* _Direction_:
Look through the listing for the word "blob". Copy each line that has it.

* _Provided records_:
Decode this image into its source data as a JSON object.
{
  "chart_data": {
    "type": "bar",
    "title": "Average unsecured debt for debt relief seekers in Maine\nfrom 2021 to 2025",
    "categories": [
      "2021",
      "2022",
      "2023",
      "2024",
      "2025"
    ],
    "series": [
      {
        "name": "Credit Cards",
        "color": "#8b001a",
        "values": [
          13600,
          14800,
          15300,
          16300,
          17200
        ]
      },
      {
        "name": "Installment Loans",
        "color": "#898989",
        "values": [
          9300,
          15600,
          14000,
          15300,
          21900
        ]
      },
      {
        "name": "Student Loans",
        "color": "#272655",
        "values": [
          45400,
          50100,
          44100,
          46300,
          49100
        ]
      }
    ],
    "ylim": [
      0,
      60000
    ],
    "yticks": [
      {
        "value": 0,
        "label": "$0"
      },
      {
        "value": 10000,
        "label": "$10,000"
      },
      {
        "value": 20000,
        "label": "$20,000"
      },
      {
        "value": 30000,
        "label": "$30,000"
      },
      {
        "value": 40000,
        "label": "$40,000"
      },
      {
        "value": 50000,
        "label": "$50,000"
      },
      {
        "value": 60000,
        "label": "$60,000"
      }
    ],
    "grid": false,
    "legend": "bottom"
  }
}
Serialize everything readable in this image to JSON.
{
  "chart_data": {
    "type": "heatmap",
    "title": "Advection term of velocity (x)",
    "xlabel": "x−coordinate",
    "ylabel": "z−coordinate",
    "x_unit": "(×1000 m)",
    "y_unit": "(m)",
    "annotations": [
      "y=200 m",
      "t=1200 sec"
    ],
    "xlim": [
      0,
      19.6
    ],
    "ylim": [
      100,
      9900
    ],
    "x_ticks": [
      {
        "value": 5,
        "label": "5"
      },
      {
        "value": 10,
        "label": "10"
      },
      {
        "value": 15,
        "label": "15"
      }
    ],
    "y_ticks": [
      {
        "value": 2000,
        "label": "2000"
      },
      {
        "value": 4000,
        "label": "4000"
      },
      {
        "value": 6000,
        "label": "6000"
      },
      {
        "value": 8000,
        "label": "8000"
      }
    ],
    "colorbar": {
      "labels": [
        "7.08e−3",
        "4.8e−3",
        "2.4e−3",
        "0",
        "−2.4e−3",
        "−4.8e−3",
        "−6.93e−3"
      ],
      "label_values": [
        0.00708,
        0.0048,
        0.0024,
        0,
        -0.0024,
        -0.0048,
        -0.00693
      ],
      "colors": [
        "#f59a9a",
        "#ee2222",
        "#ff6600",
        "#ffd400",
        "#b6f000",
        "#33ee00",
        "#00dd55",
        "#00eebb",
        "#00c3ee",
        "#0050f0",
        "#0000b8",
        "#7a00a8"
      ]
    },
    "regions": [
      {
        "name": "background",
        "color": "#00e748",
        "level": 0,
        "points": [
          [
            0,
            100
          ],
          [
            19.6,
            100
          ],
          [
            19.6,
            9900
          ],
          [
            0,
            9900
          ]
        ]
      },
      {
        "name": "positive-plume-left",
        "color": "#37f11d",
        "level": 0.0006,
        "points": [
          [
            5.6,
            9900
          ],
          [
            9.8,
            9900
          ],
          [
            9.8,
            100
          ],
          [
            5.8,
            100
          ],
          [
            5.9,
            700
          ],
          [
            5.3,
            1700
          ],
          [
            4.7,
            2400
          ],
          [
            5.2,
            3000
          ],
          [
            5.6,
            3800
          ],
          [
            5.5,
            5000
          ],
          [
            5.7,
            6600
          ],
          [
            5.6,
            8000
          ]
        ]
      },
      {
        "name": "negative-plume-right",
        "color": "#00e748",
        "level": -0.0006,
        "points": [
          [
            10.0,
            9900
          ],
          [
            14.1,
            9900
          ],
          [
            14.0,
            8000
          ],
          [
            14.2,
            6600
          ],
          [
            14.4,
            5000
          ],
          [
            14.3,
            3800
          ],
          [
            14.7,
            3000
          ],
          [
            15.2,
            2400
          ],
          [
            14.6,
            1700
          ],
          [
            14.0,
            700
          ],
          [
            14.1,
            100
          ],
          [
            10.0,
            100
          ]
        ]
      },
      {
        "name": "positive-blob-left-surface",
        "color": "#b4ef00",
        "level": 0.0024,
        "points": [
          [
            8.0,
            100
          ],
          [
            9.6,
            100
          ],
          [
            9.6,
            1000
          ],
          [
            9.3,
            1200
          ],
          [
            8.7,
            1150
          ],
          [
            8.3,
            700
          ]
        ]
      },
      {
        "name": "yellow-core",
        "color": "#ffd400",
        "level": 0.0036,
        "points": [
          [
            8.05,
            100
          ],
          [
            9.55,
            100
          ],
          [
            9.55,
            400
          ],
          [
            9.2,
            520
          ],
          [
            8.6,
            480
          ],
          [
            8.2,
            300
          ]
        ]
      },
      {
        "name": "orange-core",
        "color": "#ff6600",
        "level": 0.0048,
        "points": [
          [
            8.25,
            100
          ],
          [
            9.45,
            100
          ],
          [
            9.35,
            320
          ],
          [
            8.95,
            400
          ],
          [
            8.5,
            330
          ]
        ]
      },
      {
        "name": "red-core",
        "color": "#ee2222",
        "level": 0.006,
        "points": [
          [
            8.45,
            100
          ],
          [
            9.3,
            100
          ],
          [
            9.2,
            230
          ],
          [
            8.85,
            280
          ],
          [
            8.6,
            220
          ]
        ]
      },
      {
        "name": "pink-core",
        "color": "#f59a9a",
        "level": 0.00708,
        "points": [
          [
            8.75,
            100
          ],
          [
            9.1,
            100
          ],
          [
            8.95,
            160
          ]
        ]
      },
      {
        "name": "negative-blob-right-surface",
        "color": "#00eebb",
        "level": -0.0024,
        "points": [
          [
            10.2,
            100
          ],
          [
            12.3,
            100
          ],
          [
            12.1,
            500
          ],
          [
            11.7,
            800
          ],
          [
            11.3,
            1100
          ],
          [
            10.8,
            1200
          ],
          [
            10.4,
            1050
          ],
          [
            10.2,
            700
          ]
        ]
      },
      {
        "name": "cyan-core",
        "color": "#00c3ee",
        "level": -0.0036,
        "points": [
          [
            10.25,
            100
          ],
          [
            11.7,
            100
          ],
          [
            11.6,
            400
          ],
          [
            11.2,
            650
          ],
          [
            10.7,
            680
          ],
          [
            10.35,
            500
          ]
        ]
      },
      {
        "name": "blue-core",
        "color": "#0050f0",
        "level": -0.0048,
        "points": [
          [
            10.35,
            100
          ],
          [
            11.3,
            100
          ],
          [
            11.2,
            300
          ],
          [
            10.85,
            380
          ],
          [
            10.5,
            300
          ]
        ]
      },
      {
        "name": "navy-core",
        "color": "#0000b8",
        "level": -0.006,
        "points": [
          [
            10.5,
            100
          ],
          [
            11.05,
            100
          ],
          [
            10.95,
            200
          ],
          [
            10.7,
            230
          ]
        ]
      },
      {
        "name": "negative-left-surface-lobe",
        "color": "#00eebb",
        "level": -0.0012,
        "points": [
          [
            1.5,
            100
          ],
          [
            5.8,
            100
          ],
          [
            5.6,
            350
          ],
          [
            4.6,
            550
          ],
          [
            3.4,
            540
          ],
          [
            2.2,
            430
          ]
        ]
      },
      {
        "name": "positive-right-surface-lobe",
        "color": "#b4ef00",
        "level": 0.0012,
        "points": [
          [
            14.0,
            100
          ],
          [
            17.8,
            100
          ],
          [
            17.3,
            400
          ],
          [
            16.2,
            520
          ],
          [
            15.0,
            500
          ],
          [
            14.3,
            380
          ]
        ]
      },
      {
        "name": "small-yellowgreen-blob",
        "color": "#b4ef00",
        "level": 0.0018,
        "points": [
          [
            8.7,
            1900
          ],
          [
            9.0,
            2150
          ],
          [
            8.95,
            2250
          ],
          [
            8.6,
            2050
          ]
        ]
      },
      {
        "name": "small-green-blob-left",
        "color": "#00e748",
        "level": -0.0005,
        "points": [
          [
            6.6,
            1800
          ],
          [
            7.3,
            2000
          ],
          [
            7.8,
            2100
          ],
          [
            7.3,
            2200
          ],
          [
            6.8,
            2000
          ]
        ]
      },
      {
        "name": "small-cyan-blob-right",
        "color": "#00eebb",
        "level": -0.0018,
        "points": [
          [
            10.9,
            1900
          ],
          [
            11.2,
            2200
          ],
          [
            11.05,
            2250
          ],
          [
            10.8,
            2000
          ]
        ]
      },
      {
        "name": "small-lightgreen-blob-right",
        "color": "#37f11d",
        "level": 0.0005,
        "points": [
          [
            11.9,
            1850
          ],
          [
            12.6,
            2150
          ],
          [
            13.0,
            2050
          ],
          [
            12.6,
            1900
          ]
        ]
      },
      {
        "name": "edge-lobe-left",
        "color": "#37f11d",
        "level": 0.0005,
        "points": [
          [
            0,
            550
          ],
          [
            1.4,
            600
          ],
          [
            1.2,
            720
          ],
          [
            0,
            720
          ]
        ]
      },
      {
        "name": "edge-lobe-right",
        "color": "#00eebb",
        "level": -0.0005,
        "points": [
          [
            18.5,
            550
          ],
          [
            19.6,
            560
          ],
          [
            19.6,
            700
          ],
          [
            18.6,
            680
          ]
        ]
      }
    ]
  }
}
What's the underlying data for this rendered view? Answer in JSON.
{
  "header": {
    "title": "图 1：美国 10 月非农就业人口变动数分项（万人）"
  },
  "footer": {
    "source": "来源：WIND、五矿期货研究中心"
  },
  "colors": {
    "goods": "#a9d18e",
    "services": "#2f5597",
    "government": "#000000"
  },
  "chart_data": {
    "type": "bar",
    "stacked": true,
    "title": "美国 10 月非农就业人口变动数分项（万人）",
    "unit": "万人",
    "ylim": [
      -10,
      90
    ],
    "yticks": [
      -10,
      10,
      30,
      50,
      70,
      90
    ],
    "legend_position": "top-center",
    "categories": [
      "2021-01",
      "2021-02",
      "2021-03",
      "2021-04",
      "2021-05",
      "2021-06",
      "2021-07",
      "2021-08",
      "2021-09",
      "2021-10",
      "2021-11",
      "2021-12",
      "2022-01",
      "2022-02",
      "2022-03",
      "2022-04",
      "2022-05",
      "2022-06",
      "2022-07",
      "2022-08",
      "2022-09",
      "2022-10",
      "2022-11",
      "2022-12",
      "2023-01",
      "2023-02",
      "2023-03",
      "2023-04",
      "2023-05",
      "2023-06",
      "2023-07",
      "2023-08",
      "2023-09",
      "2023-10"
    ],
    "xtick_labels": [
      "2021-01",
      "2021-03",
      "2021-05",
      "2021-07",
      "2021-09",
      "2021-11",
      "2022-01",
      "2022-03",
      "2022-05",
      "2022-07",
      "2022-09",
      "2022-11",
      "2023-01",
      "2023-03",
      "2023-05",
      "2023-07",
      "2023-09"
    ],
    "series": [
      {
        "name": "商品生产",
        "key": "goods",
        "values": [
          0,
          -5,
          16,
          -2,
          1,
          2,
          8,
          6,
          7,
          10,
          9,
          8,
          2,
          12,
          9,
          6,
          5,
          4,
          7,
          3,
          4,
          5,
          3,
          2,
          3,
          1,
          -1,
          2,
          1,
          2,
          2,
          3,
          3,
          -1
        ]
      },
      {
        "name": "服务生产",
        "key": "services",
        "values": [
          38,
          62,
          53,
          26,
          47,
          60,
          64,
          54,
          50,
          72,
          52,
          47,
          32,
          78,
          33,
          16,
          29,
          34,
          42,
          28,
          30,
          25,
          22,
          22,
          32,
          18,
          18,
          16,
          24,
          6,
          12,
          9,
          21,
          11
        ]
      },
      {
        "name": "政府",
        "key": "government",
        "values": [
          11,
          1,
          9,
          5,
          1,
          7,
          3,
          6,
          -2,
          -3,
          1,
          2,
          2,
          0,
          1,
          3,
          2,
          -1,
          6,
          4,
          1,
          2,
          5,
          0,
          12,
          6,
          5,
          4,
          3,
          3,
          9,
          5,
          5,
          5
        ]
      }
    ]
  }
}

* _Complete response_:
        "name": "positive-blob-left-surface",
        "name": "negative-blob-right-surface",
        "name": "small-yellowgreen-blob",
        "name": "small-green-blob-left",
        "name": "small-cyan-blob-right",
        "name": "small-lightgreen-blob-right",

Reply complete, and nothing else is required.